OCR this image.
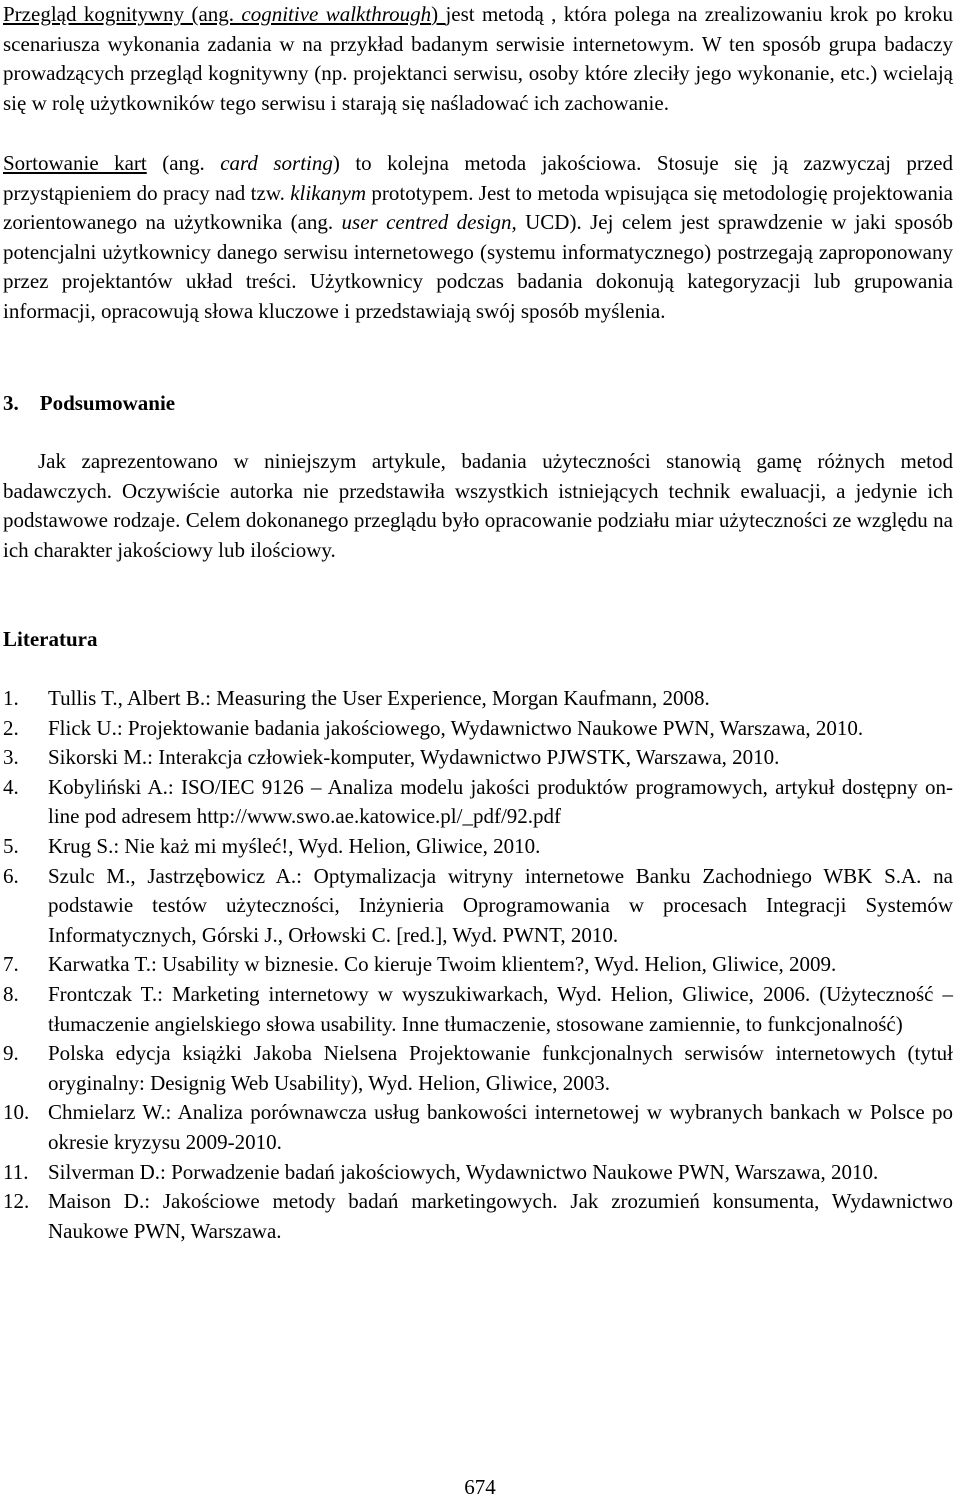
Przegląd kognitywny (ang. cognitive walkthrough) jest metodą , która polega na zrealizowaniu krok po kroku scenariusza wykonania zadania w na przykład badanym serwisie internetowym. W ten sposób grupa badaczy prowadzących przegląd kognitywny (np. projektanci serwisu, osoby które zleciły jego wykonanie, etc.) wcielają się w rolę użytkowników tego serwisu i starają się naśladować ich zachowanie.

Sortowanie kart (ang. card sorting) to kolejna metoda jakościowa. Stosuje się ją zazwyczaj przed przystąpieniem do pracy nad tzw. klikanym prototypem. Jest to metoda wpisująca się metodologię projektowania zorientowanego na użytkownika (ang. user centred design, UCD). Jej celem jest sprawdzenie w jaki sposób potencjalni użytkownicy danego serwisu internetowego (systemu informatycznego) postrzegają zaproponowany przez projektantów układ treści. Użytkownicy podczas badania dokonują kategoryzacji lub grupowania informacji, opracowują słowa kluczowe i przedstawiają swój sposób myślenia.

3.    Podsumowanie

Jak zaprezentowano w niniejszym artykule, badania użyteczności stanowią gamę różnych metod badawczych. Oczywiście autorka nie przedstawiła wszystkich istniejących technik ewaluacji, a jedynie ich podstawowe rodzaje. Celem dokonanego przeglądu było opracowanie podziału miar użyteczności ze względu na ich charakter jakościowy lub ilościowy.

Literatura

1. Tullis T., Albert B.: Measuring the User Experience, Morgan Kaufmann, 2008.
2. Flick U.: Projektowanie badania jakościowego, Wydawnictwo Naukowe PWN, Warszawa, 2010.
3. Sikorski M.: Interakcja człowiek-komputer, Wydawnictwo PJWSTK, Warszawa, 2010.
4. Kobyliński A.: ISO/IEC 9126 – Analiza modelu jakości produktów programowych, artykuł dostępny on-line pod adresem http://www.swo.ae.katowice.pl/_pdf/92.pdf
5. Krug S.: Nie każ mi myśleć!, Wyd. Helion, Gliwice, 2010.
6. Szulc M., Jastrzębowicz A.: Optymalizacja witryny internetowe Banku Zachodniego WBK S.A. na podstawie testów użyteczności, Inżynieria Oprogramowania w procesach Integracji Systemów Informatycznych, Górski J., Orłowski C. [red.], Wyd. PWNT, 2010.
7. Karwatka T.: Usability w biznesie. Co kieruje Twoim klientem?, Wyd. Helion, Gliwice, 2009.
8. Frontczak T.: Marketing internetowy w wyszukiwarkach, Wyd. Helion, Gliwice, 2006. (Użyteczność – tłumaczenie angielskiego słowa usability. Inne tłumaczenie, stosowane zamiennie, to funkcjonalność)
9. Polska edycja książki Jakoba Nielsena Projektowanie funkcjonalnych serwisów internetowych (tytuł oryginalny: Designig Web Usability), Wyd. Helion, Gliwice, 2003.
10. Chmielarz W.: Analiza porównawcza usług bankowości internetowej w wybranych bankach w Polsce po okresie kryzysu 2009-2010.
11. Silverman D.: Porwadzenie badań jakościowych, Wydawnictwo Naukowe PWN, Warszawa, 2010.
12. Maison D.: Jakościowe metody badań marketingowych. Jak zrozumień konsumenta, Wydawnictwo Naukowe PWN, Warszawa.
674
—————
> [WRITTEN INSTRUCTION] Copy out every line in the entries above that holds "badań".

> [ANSWER TO THIS EXERCISE]
11. Silverman D.: Porwadzenie badań jakościowych, Wydawnictwo Naukowe PWN, Warszawa, 2010.
12. Maison D.: Jakościowe metody badań marketingowych. Jak zrozumień konsumenta, Wydawnictwo Naukowe PWN, Warszawa.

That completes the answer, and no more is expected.